* GIVEN INSTRUCTION *
Copy each line of the entries beneath that contains the word "Údaje".

=== RECORDS FOR THE TASK ===

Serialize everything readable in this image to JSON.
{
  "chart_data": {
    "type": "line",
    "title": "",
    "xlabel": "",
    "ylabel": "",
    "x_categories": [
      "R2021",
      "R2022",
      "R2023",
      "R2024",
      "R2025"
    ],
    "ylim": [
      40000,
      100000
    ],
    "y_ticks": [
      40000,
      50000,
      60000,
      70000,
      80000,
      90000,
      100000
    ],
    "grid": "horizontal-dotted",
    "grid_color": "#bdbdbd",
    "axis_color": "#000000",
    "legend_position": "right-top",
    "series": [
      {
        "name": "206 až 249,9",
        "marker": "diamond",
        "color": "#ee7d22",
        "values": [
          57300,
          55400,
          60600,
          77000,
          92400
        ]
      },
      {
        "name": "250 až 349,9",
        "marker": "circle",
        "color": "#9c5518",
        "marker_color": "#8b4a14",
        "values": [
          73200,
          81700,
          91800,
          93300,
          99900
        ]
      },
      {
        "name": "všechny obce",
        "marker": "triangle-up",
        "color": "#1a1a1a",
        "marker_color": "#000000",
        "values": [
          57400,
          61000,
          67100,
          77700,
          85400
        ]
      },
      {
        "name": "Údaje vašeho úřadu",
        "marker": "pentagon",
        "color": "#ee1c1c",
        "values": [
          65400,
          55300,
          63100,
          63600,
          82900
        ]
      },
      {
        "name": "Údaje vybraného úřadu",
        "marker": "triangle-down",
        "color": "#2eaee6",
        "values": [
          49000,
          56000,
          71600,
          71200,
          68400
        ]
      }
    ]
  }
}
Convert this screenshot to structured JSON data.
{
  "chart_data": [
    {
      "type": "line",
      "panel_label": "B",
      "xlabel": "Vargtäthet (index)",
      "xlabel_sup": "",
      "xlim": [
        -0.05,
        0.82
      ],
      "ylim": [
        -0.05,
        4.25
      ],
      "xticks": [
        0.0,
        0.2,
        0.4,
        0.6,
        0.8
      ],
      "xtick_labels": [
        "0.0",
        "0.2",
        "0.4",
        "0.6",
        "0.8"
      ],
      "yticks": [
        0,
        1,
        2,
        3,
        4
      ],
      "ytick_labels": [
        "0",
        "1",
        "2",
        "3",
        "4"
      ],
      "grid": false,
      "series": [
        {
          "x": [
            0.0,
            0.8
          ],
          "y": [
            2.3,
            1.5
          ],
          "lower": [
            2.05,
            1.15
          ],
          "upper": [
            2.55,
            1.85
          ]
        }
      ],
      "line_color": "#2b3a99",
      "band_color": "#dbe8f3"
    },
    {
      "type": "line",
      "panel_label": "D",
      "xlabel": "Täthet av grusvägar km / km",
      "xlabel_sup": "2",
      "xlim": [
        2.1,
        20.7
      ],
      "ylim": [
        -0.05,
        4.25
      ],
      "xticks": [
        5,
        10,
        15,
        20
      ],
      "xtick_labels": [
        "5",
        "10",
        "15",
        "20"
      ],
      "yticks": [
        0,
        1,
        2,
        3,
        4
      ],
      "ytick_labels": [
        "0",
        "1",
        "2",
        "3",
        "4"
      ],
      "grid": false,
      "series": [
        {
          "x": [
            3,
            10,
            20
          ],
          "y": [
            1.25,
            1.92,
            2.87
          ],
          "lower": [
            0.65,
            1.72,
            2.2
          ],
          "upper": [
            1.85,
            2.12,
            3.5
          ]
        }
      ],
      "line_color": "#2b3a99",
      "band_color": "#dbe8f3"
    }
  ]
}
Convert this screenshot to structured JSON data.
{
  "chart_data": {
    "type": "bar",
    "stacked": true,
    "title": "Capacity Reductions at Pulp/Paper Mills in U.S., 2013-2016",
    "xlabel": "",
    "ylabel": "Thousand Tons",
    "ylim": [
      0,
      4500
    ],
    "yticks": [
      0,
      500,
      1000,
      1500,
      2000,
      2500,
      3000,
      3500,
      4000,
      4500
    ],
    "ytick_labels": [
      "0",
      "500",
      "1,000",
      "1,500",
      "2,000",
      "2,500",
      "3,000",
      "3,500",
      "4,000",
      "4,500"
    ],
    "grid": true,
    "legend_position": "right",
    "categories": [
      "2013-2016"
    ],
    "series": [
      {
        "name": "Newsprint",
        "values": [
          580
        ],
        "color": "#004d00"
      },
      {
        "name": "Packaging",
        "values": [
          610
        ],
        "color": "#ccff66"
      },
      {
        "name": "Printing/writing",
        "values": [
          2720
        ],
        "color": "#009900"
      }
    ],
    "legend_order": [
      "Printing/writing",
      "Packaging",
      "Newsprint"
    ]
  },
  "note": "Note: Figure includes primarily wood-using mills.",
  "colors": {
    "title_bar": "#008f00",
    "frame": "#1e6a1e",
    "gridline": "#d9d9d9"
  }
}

===

* SOLUTION TO THIS TASK *
        "name": "Údaje vašeho úřadu",
        "name": "Údaje vybraného úřadu",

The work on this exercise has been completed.